● **WRITTEN INSTRUCTION**: Look below and pull out each line with the word "text".

● **ENTRIES**:
>>>

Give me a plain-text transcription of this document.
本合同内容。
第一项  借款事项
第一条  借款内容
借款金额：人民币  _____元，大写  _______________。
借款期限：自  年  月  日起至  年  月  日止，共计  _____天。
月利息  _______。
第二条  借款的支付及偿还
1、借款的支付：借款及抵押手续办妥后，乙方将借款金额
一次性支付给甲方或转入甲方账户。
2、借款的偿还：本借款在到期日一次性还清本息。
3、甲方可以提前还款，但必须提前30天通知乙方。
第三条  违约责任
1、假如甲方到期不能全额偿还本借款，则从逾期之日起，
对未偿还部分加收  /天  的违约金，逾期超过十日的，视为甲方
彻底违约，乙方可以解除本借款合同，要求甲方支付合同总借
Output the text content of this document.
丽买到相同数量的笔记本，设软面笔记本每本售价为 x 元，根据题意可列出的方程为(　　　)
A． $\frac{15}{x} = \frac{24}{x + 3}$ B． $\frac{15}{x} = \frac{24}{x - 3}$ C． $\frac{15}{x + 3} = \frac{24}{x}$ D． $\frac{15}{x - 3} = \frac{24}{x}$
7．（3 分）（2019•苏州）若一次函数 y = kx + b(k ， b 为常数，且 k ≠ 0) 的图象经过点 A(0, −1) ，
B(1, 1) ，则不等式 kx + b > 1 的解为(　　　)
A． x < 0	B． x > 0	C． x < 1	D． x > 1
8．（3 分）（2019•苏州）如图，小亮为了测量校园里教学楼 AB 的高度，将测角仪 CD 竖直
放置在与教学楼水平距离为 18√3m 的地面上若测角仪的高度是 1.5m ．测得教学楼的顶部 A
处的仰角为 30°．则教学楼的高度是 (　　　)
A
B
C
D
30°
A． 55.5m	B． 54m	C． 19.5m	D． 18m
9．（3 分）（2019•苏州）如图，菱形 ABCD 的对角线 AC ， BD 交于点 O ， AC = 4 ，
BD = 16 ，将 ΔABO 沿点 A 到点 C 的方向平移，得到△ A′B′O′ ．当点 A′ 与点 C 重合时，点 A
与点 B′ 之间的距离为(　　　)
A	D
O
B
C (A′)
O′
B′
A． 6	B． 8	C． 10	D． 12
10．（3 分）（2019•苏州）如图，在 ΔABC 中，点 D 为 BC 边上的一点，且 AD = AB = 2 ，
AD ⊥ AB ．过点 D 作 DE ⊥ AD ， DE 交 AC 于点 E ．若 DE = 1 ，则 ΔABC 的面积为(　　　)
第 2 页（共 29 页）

<<<

● **ANSWER TO THE EXERCISE**:
Give me a plain-text transcription of this document.
Output the text content of this document.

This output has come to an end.